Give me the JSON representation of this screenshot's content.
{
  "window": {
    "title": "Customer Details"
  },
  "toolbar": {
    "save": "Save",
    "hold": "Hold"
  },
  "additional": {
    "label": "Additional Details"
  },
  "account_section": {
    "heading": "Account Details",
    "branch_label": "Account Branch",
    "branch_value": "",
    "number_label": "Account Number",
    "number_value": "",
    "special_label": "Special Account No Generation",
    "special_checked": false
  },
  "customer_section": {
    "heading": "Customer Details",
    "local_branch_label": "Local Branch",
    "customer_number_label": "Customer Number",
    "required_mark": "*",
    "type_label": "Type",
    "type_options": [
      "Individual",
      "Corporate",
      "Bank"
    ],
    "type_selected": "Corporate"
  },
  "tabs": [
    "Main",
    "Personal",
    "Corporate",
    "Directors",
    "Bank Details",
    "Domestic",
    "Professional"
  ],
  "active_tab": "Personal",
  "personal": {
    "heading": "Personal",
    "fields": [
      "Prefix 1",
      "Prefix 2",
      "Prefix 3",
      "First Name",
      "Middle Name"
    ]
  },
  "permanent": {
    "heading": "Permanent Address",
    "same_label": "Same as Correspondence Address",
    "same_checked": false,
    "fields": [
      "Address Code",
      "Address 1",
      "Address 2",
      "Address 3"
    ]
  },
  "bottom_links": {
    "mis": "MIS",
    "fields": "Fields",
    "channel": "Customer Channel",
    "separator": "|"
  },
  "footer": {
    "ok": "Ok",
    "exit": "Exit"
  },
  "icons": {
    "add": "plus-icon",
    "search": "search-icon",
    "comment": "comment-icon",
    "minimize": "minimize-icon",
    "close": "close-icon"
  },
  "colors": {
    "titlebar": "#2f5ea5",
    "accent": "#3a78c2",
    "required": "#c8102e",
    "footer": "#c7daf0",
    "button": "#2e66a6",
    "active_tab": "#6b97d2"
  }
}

+===+

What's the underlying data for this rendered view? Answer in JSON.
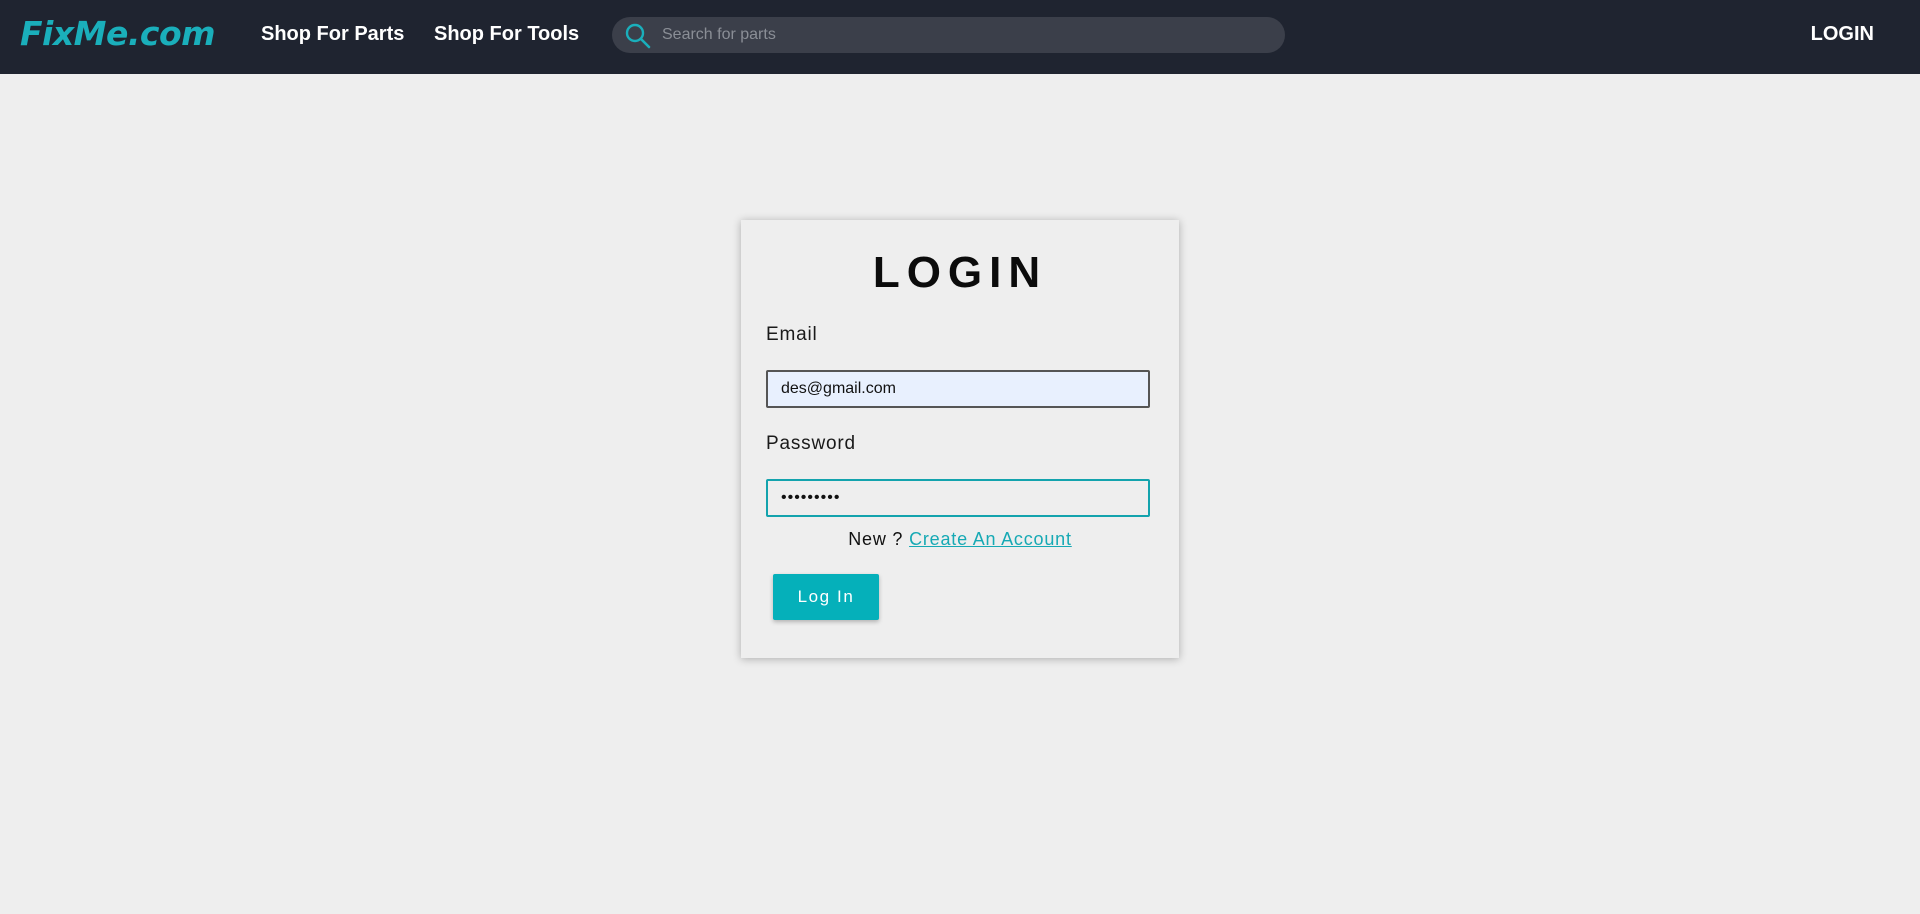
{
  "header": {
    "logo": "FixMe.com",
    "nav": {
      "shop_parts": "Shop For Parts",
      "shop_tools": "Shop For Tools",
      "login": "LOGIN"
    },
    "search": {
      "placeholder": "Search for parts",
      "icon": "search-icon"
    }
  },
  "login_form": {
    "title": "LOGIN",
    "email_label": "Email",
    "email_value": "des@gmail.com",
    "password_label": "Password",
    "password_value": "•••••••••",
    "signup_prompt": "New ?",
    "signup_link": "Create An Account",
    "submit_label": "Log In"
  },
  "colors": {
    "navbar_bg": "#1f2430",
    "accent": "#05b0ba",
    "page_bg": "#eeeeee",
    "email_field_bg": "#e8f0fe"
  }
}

+===+

* [WHAT IS EXPECTED]: Copy out each line of the material that holds the word "this".

* [PROBLEM SOLUTION]:
Give me the JSON representation of this screenshot's content.
What's the underlying data for this rendered view? Answer in JSON.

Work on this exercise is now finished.